**Do this**
Work through the data line by line, gathering every line that has the word "争创双岗".
■ ■ ■
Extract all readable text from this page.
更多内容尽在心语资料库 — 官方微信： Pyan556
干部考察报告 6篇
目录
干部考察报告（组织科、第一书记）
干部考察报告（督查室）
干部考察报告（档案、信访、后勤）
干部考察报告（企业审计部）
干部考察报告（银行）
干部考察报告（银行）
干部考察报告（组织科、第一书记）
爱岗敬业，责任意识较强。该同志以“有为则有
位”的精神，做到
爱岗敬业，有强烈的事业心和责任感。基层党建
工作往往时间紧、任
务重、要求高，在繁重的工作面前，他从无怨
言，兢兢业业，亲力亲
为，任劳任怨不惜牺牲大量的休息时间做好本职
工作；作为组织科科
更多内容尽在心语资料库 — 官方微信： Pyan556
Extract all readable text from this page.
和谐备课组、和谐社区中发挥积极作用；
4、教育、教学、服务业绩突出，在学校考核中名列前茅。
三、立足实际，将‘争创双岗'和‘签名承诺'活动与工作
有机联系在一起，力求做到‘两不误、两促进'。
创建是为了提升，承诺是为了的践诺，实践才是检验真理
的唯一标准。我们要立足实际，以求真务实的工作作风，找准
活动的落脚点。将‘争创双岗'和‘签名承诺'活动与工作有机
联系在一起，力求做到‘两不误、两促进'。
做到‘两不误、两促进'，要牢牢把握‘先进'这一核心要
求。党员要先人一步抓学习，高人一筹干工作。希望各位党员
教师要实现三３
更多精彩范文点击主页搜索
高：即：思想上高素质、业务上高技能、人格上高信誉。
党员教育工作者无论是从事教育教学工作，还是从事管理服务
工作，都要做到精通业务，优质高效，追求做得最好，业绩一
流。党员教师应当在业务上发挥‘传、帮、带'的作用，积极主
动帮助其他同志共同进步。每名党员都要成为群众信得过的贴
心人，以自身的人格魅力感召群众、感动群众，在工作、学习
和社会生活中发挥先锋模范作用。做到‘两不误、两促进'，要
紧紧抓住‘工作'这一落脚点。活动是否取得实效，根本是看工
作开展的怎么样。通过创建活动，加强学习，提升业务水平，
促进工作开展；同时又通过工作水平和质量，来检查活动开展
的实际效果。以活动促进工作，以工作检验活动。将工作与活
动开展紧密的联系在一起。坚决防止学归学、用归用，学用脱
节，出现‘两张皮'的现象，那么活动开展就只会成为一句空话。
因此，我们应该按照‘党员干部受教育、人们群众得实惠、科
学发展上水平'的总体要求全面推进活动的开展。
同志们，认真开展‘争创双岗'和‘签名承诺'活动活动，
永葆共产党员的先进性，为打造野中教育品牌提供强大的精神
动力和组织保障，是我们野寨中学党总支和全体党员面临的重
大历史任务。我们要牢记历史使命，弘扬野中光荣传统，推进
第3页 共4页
■ ■ ■
**Result**
三、立足实际，将‘争创双岗'和‘签名承诺'活动与工作
活动的落脚点。将‘争创双岗'和‘签名承诺'活动与工作有机
同志们，认真开展‘争创双岗'和‘签名承诺'活动活动，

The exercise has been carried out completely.